▶ **WHAT THE TASK REQUIRES**
Repeat the whole listing exactly.

▶ **Data listing**
......
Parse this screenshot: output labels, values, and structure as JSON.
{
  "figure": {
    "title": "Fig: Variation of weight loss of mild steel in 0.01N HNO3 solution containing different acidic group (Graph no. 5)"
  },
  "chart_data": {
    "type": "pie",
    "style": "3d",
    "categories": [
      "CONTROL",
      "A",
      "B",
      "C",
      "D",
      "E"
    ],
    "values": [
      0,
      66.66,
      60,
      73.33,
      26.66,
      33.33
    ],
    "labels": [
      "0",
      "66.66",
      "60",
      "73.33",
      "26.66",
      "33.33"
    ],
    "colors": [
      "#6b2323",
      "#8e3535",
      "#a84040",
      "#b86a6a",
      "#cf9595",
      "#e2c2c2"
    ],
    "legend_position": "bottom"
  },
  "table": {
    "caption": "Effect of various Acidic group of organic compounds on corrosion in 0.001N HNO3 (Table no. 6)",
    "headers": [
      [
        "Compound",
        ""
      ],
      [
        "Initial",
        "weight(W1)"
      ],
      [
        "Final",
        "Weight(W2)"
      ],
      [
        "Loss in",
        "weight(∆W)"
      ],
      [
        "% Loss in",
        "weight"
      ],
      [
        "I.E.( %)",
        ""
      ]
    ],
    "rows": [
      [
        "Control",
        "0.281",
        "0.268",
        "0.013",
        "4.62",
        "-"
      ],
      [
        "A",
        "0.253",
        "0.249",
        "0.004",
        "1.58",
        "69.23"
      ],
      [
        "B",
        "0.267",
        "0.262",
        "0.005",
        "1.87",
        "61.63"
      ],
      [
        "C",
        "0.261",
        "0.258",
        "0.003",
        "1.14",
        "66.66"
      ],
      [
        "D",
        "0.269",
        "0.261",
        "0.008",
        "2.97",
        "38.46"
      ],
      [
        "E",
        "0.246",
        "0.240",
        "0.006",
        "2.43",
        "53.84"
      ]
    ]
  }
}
......
▶ **RESULT OF THIS EXERCISE**
Parse this screenshot: output labels, values, and structure as JSON.
{
  "figure": {
    "title": "Fig: Variation of weight loss of mild steel in 0.01N HNO3 solution containing different acidic group (Graph no. 5)"
  },
  "chart_data": {
    "type": "pie",
    "style": "3d",
    "categories": [
      "CONTROL",
      "A",
      "B",
      "C",
      "D",
      "E"
    ],
    "values": [
      0,
      66.66,
      60,
      73.33,
      26.66,
      33.33
    ],
    "labels": [
      "0",
      "66.66",
      "60",
      "73.33",
      "26.66",
      "33.33"
    ],
    "colors": [
      "#6b2323",
      "#8e3535",
      "#a84040",
      "#b86a6a",
      "#cf9595",
      "#e2c2c2"
    ],
    "legend_position": "bottom"
  },
  "table": {
    "caption": "Effect of various Acidic group of organic compounds on corrosion in 0.001N HNO3 (Table no. 6)",
    "headers": [
      [
        "Compound",
        ""
      ],
      [
        "Initial",
        "weight(W1)"
      ],
      [
        "Final",
        "Weight(W2)"
      ],
      [
        "Loss in",
        "weight(∆W)"
      ],
      [
        "% Loss in",
        "weight"
      ],
      [
        "I.E.( %)",
        ""
      ]
    ],
    "rows": [
      [
        "Control",
        "0.281",
        "0.268",
        "0.013",
        "4.62",
        "-"
      ],
      [
        "A",
        "0.253",
        "0.249",
        "0.004",
        "1.58",
        "69.23"
      ],
      [
        "B",
        "0.267",
        "0.262",
        "0.005",
        "1.87",
        "61.63"
      ],
      [
        "C",
        "0.261",
        "0.258",
        "0.003",
        "1.14",
        "66.66"
      ],
      [
        "D",
        "0.269",
        "0.261",
        "0.008",
        "2.97",
        "38.46"
      ],
      [
        "E",
        "0.246",
        "0.240",
        "0.006",
        "2.43",
        "53.84"
      ]
    ]
  }
}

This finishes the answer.